__TASK TO COMPLETE__:
Without the pictures, set down every line of the data exactly.

[Start RECORDS PROVIDED]

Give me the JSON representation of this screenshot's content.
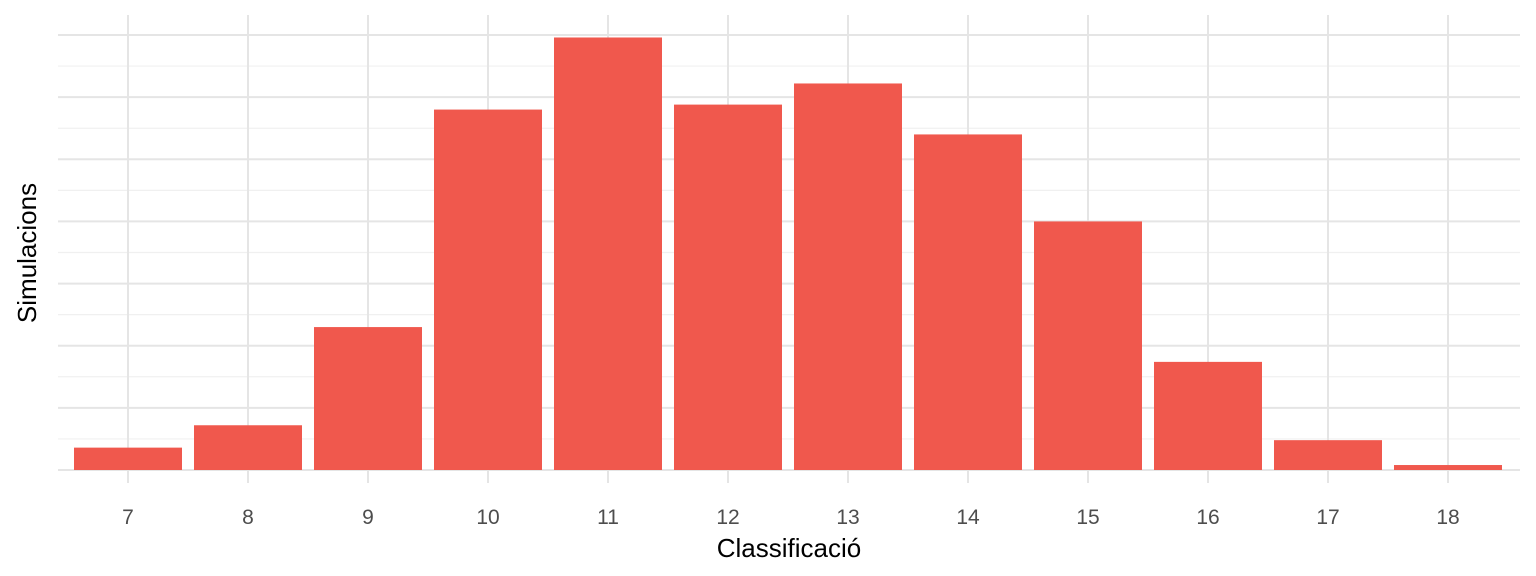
{
  "chart_data": {
    "type": "bar",
    "xlabel": "Classificació",
    "ylabel": "Simulacions",
    "categories": [
      "7",
      "8",
      "9",
      "10",
      "11",
      "12",
      "13",
      "14",
      "15",
      "16",
      "17",
      "18"
    ],
    "values": [
      18,
      36,
      115,
      290,
      348,
      294,
      311,
      270,
      200,
      87,
      24,
      4
    ],
    "ylim": [
      0,
      350
    ],
    "y_gridlines": [
      0,
      50,
      100,
      150,
      200,
      250,
      300,
      350
    ],
    "y_tick_labels_visible": false,
    "grid": true,
    "bar_color": "#F0584D",
    "grid_color": "#E5E5E5"
  }
}
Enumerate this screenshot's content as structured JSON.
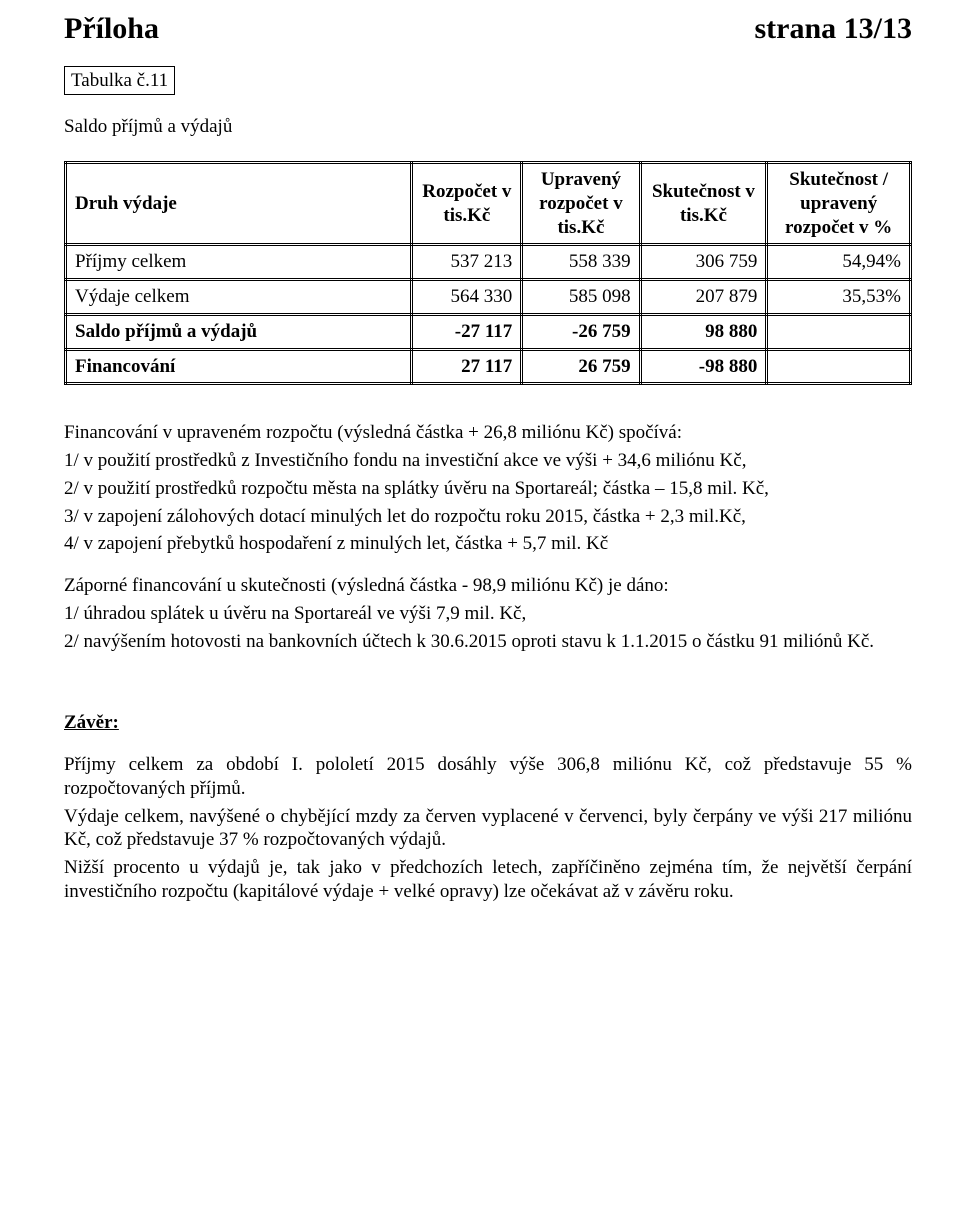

[End RECORDS PROVIDED]

__ANSWER__:
Give me the JSON representation of this screenshot's content.
{
  "chart_data": {
    "type": "bar",
    "xlabel": "Classificació",
    "ylabel": "Simulacions",
    "categories": [
      "7",
      "8",
      "9",
      "10",
      "11",
      "12",
      "13",
      "14",
      "15",
      "16",
      "17",
      "18"
    ],
    "values": [
      18,
      36,
      115,
      290,
      348,
      294,
      311,
      270,
      200,
      87,
      24,
      4
    ],
    "ylim": [
      0,
      350
    ],
    "y_gridlines": [
      0,
      50,
      100,
      150,
      200,
      250,
      300,
      350
    ],
    "y_tick_labels_visible": false,
    "grid": true,
    "bar_color": "#F0584D",
    "grid_color": "#E5E5E5"
  }
}
Enumerate this screenshot's content as structured JSON.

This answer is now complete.